### [Exercise task]
Reproduce every record below exactly as it appears.

### [Supplied information]
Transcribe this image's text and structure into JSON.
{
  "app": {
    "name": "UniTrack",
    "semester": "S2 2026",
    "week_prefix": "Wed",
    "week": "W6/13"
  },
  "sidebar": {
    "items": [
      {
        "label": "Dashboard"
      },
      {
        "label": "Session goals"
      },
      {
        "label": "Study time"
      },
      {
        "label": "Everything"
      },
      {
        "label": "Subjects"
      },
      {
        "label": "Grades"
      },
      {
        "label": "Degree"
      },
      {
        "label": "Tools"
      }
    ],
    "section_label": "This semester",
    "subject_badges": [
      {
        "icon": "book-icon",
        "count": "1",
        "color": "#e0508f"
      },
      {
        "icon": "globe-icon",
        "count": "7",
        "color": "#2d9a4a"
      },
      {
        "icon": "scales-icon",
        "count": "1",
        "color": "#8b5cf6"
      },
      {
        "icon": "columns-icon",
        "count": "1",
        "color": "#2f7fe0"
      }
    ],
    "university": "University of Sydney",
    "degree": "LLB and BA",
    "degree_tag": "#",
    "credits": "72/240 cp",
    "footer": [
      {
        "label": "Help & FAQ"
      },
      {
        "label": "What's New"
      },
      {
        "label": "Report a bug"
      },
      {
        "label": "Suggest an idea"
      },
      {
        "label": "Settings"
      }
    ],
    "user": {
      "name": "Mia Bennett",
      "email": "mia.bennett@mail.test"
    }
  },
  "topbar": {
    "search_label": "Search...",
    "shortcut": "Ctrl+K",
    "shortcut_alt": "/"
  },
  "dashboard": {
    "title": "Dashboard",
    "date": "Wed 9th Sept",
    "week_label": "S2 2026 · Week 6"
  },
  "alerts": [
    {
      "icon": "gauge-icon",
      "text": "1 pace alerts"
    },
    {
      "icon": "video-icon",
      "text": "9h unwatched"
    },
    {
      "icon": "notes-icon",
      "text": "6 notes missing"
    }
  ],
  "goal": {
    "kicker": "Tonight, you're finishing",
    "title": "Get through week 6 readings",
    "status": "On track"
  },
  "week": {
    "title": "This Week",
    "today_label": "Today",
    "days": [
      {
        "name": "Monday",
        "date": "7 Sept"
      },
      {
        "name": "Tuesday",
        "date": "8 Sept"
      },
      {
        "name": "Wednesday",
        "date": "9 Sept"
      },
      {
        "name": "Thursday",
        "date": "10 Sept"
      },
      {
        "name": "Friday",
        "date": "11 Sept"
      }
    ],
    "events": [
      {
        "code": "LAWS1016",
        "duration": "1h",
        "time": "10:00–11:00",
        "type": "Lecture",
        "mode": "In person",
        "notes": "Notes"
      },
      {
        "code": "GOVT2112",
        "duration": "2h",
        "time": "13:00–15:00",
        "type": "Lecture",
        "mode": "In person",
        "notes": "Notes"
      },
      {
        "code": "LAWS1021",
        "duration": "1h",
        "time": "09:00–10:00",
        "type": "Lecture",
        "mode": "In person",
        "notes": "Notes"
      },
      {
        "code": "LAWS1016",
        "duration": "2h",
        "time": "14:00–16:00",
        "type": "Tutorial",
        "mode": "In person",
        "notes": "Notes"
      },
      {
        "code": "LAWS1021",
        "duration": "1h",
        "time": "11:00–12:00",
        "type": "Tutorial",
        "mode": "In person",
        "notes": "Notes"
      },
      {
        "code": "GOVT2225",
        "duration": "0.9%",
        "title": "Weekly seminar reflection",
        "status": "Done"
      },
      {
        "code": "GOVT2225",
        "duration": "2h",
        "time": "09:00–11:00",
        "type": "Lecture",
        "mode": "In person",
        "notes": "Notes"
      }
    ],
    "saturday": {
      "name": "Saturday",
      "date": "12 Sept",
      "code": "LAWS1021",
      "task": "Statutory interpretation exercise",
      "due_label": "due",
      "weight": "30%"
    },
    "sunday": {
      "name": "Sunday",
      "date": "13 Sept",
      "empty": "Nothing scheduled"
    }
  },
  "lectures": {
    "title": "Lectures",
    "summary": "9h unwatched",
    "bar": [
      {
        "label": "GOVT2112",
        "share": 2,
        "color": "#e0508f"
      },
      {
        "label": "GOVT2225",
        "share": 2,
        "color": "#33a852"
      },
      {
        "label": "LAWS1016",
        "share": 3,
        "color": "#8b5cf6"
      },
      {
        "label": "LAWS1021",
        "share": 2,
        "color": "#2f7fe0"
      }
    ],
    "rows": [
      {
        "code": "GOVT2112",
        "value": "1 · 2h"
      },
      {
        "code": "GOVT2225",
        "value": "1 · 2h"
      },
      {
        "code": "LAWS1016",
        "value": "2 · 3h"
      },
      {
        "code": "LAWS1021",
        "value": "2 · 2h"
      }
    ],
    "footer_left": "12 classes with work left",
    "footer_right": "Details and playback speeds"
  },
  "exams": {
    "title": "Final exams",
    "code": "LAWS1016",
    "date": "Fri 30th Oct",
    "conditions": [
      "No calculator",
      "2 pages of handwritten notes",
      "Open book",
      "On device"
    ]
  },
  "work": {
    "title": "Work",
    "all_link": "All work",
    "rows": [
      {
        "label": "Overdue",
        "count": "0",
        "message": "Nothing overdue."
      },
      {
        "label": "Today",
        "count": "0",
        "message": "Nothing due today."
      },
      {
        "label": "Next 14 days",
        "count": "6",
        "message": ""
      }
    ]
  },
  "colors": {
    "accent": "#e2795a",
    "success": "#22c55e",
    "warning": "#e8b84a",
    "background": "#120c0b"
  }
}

### [The result]
Transcribe this image's text and structure into JSON.
{
  "app": {
    "name": "UniTrack",
    "semester": "S2 2026",
    "week_prefix": "Wed",
    "week": "W6/13"
  },
  "sidebar": {
    "items": [
      {
        "label": "Dashboard"
      },
      {
        "label": "Session goals"
      },
      {
        "label": "Study time"
      },
      {
        "label": "Everything"
      },
      {
        "label": "Subjects"
      },
      {
        "label": "Grades"
      },
      {
        "label": "Degree"
      },
      {
        "label": "Tools"
      }
    ],
    "section_label": "This semester",
    "subject_badges": [
      {
        "icon": "book-icon",
        "count": "1",
        "color": "#e0508f"
      },
      {
        "icon": "globe-icon",
        "count": "7",
        "color": "#2d9a4a"
      },
      {
        "icon": "scales-icon",
        "count": "1",
        "color": "#8b5cf6"
      },
      {
        "icon": "columns-icon",
        "count": "1",
        "color": "#2f7fe0"
      }
    ],
    "university": "University of Sydney",
    "degree": "LLB and BA",
    "degree_tag": "#",
    "credits": "72/240 cp",
    "footer": [
      {
        "label": "Help & FAQ"
      },
      {
        "label": "What's New"
      },
      {
        "label": "Report a bug"
      },
      {
        "label": "Suggest an idea"
      },
      {
        "label": "Settings"
      }
    ],
    "user": {
      "name": "Mia Bennett",
      "email": "mia.bennett@mail.test"
    }
  },
  "topbar": {
    "search_label": "Search...",
    "shortcut": "Ctrl+K",
    "shortcut_alt": "/"
  },
  "dashboard": {
    "title": "Dashboard",
    "date": "Wed 9th Sept",
    "week_label": "S2 2026 · Week 6"
  },
  "alerts": [
    {
      "icon": "gauge-icon",
      "text": "1 pace alerts"
    },
    {
      "icon": "video-icon",
      "text": "9h unwatched"
    },
    {
      "icon": "notes-icon",
      "text": "6 notes missing"
    }
  ],
  "goal": {
    "kicker": "Tonight, you're finishing",
    "title": "Get through week 6 readings",
    "status": "On track"
  },
  "week": {
    "title": "This Week",
    "today_label": "Today",
    "days": [
      {
        "name": "Monday",
        "date": "7 Sept"
      },
      {
        "name": "Tuesday",
        "date": "8 Sept"
      },
      {
        "name": "Wednesday",
        "date": "9 Sept"
      },
      {
        "name": "Thursday",
        "date": "10 Sept"
      },
      {
        "name": "Friday",
        "date": "11 Sept"
      }
    ],
    "events": [
      {
        "code": "LAWS1016",
        "duration": "1h",
        "time": "10:00–11:00",
        "type": "Lecture",
        "mode": "In person",
        "notes": "Notes"
      },
      {
        "code": "GOVT2112",
        "duration": "2h",
        "time": "13:00–15:00",
        "type": "Lecture",
        "mode": "In person",
        "notes": "Notes"
      },
      {
        "code": "LAWS1021",
        "duration": "1h",
        "time": "09:00–10:00",
        "type": "Lecture",
        "mode": "In person",
        "notes": "Notes"
      },
      {
        "code": "LAWS1016",
        "duration": "2h",
        "time": "14:00–16:00",
        "type": "Tutorial",
        "mode": "In person",
        "notes": "Notes"
      },
      {
        "code": "LAWS1021",
        "duration": "1h",
        "time": "11:00–12:00",
        "type": "Tutorial",
        "mode": "In person",
        "notes": "Notes"
      },
      {
        "code": "GOVT2225",
        "duration": "0.9%",
        "title": "Weekly seminar reflection",
        "status": "Done"
      },
      {
        "code": "GOVT2225",
        "duration": "2h",
        "time": "09:00–11:00",
        "type": "Lecture",
        "mode": "In person",
        "notes": "Notes"
      }
    ],
    "saturday": {
      "name": "Saturday",
      "date": "12 Sept",
      "code": "LAWS1021",
      "task": "Statutory interpretation exercise",
      "due_label": "due",
      "weight": "30%"
    },
    "sunday": {
      "name": "Sunday",
      "date": "13 Sept",
      "empty": "Nothing scheduled"
    }
  },
  "lectures": {
    "title": "Lectures",
    "summary": "9h unwatched",
    "bar": [
      {
        "label": "GOVT2112",
        "share": 2,
        "color": "#e0508f"
      },
      {
        "label": "GOVT2225",
        "share": 2,
        "color": "#33a852"
      },
      {
        "label": "LAWS1016",
        "share": 3,
        "color": "#8b5cf6"
      },
      {
        "label": "LAWS1021",
        "share": 2,
        "color": "#2f7fe0"
      }
    ],
    "rows": [
      {
        "code": "GOVT2112",
        "value": "1 · 2h"
      },
      {
        "code": "GOVT2225",
        "value": "1 · 2h"
      },
      {
        "code": "LAWS1016",
        "value": "2 · 3h"
      },
      {
        "code": "LAWS1021",
        "value": "2 · 2h"
      }
    ],
    "footer_left": "12 classes with work left",
    "footer_right": "Details and playback speeds"
  },
  "exams": {
    "title": "Final exams",
    "code": "LAWS1016",
    "date": "Fri 30th Oct",
    "conditions": [
      "No calculator",
      "2 pages of handwritten notes",
      "Open book",
      "On device"
    ]
  },
  "work": {
    "title": "Work",
    "all_link": "All work",
    "rows": [
      {
        "label": "Overdue",
        "count": "0",
        "message": "Nothing overdue."
      },
      {
        "label": "Today",
        "count": "0",
        "message": "Nothing due today."
      },
      {
        "label": "Next 14 days",
        "count": "6",
        "message": ""
      }
    ]
  },
  "colors": {
    "accent": "#e2795a",
    "success": "#22c55e",
    "warning": "#e8b84a",
    "background": "#120c0b"
  }
}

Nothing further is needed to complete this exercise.